— start Task input —

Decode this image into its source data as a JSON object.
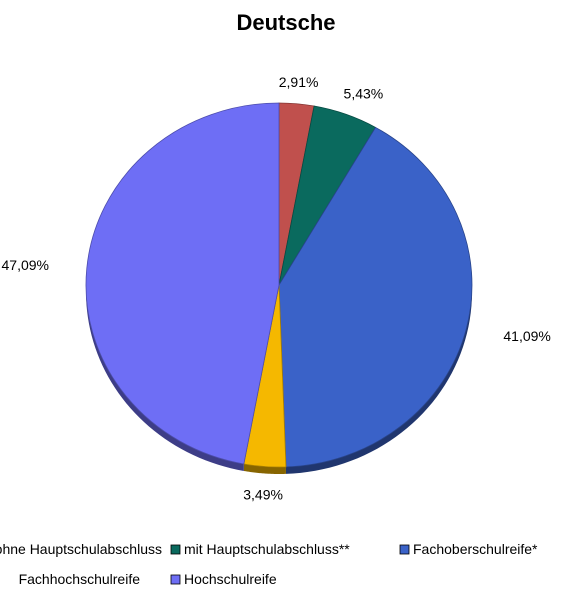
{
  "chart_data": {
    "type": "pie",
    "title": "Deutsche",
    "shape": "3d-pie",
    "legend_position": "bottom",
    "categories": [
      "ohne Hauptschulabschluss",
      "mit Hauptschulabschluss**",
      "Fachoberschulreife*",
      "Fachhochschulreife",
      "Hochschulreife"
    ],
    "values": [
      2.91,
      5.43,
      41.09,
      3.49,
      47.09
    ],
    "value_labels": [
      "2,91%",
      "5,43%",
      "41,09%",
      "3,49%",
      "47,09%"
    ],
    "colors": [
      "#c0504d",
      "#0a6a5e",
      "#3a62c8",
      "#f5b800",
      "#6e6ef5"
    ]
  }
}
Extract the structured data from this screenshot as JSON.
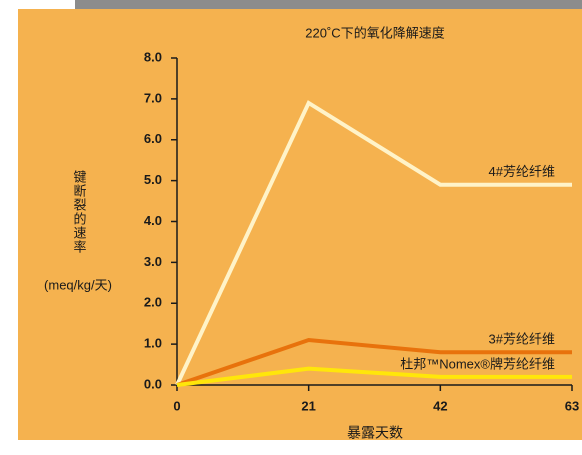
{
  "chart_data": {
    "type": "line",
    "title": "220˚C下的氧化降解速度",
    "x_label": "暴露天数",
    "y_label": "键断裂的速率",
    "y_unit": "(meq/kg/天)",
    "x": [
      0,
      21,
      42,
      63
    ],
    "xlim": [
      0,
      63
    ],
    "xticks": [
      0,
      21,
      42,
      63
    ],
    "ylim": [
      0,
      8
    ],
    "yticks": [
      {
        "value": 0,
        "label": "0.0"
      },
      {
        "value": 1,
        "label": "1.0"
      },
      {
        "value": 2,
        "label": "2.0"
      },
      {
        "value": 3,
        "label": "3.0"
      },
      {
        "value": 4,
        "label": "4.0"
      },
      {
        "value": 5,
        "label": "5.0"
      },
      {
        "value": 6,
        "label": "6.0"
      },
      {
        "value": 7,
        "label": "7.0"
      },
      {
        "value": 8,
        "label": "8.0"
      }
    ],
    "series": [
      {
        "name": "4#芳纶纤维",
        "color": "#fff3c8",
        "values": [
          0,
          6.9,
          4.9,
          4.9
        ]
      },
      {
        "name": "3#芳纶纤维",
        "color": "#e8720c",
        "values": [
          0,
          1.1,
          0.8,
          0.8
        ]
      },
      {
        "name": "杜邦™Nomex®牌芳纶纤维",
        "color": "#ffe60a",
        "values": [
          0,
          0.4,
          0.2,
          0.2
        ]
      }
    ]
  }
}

— end Task input —

In the entries above, count every line containing the word "this". Write only the total.

Exercise response: 2